▶ [DATA LISTING]
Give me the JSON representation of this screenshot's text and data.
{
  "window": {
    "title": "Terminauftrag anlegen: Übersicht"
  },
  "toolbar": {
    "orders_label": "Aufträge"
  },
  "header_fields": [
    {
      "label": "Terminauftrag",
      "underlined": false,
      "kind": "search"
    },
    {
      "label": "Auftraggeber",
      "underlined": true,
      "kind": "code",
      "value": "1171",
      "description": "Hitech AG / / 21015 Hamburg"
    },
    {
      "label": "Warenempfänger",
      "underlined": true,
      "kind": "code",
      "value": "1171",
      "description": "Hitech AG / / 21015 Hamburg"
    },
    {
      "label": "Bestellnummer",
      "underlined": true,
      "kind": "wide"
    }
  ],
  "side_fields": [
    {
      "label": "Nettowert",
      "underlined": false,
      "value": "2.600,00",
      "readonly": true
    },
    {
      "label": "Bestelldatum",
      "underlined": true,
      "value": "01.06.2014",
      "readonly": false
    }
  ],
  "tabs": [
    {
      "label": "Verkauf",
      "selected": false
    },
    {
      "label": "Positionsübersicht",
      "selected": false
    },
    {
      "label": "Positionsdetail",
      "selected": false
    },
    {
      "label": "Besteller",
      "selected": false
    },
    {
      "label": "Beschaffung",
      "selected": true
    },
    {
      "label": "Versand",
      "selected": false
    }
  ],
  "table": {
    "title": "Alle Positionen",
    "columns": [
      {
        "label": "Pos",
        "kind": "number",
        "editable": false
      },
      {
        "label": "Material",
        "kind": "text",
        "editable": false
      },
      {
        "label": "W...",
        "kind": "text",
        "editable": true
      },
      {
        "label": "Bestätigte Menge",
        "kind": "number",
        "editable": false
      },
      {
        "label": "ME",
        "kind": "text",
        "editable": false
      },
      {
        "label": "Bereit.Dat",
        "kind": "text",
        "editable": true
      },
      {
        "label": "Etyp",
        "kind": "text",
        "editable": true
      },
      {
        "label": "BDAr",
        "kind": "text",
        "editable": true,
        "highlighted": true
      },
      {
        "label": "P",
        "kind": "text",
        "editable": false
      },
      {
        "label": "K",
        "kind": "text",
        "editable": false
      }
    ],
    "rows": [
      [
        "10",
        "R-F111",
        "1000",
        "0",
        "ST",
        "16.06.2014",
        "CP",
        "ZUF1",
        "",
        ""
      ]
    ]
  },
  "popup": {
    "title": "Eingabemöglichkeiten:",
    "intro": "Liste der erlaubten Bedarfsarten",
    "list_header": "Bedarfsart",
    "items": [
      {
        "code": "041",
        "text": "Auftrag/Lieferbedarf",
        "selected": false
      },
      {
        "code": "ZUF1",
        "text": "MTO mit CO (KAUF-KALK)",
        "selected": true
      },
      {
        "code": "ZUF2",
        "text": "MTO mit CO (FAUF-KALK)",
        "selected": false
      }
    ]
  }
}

▶ [AIM]
Provide only the number of lines in the entries that hold the word "value".

▶ [RESPONSE FOR THIS EXERCISE]
4